RECORDS FOR THE EXERCISE |

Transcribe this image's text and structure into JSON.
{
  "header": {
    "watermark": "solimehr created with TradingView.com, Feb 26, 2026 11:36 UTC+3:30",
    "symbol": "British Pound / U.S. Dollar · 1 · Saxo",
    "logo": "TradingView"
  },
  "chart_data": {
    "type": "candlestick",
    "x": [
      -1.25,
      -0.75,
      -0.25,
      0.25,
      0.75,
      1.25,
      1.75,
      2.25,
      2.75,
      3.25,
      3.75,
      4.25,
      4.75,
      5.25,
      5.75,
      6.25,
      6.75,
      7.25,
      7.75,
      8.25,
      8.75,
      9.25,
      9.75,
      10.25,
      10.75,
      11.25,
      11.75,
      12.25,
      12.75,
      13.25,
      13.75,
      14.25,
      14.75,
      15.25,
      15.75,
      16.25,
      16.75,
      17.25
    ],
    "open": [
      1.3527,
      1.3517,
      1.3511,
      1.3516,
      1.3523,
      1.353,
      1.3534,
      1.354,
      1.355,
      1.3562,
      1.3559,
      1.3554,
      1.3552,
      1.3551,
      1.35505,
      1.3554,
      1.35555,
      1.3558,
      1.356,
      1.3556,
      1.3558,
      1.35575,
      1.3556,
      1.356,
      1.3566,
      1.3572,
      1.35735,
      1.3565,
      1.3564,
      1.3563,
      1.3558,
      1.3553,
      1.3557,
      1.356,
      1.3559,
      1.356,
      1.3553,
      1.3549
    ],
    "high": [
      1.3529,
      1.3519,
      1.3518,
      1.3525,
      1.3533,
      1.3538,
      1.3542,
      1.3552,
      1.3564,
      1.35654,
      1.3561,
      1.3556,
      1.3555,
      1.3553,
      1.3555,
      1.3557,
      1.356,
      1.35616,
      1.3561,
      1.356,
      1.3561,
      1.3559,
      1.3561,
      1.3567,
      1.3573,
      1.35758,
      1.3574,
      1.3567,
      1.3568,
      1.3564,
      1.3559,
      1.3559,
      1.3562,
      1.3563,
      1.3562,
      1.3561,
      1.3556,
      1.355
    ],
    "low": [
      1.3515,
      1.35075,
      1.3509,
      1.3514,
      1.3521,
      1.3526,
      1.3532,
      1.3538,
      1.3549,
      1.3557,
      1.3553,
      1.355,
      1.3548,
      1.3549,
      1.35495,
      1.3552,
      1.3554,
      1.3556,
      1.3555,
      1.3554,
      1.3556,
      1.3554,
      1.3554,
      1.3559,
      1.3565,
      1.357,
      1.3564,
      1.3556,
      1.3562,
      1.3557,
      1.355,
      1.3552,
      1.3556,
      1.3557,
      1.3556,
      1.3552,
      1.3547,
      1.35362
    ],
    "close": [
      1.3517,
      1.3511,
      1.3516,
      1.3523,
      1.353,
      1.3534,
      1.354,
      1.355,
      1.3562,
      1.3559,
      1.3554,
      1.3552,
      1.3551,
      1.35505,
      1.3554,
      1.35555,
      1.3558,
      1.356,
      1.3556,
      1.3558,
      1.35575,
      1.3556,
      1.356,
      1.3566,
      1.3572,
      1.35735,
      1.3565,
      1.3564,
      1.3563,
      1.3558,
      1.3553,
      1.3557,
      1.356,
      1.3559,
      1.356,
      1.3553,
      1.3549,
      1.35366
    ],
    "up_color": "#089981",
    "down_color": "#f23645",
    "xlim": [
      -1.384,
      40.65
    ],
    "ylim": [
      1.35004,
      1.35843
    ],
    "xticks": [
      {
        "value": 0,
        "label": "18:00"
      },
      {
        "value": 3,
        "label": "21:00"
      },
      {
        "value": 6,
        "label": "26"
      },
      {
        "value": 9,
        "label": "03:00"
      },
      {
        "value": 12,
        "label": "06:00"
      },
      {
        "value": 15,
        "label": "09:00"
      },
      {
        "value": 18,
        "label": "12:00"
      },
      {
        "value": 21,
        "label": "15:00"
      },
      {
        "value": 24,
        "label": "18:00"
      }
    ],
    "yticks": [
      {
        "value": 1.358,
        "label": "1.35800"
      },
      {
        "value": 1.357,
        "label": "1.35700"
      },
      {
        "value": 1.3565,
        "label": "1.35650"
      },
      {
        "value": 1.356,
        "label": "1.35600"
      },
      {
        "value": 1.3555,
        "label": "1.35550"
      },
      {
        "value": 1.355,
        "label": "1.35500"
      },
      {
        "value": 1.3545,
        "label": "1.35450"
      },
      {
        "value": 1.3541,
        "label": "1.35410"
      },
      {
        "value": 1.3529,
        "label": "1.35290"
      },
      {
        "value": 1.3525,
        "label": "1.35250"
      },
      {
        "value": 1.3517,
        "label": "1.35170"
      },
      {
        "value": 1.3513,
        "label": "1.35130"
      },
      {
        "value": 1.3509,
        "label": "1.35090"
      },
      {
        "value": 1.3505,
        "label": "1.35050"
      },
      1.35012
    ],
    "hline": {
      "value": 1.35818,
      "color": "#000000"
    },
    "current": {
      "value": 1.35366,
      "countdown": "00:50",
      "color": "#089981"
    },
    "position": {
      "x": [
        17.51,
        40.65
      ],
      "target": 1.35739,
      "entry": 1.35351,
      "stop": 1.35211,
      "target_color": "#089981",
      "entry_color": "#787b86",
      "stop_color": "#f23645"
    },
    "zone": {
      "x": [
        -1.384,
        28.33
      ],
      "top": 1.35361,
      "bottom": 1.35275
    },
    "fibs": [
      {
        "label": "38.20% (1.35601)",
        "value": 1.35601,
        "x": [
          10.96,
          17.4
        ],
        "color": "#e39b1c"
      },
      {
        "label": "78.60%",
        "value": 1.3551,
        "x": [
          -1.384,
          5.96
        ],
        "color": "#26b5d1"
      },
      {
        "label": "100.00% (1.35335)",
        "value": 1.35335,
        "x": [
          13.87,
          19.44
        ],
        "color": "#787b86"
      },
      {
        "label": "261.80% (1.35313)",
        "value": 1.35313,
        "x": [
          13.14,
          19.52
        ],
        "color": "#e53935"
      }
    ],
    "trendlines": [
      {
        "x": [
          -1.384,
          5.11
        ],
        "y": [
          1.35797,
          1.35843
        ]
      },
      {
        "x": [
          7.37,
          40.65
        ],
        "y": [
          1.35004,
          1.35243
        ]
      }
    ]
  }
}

SET PROBLEM | Gather, from the listing above, every line carrying the word "TradingView".

TASK ANSWER |
    "watermark": "solimehr created with TradingView.com, Feb 26, 2026 11:36 UTC+3:30",
    "logo": "TradingView"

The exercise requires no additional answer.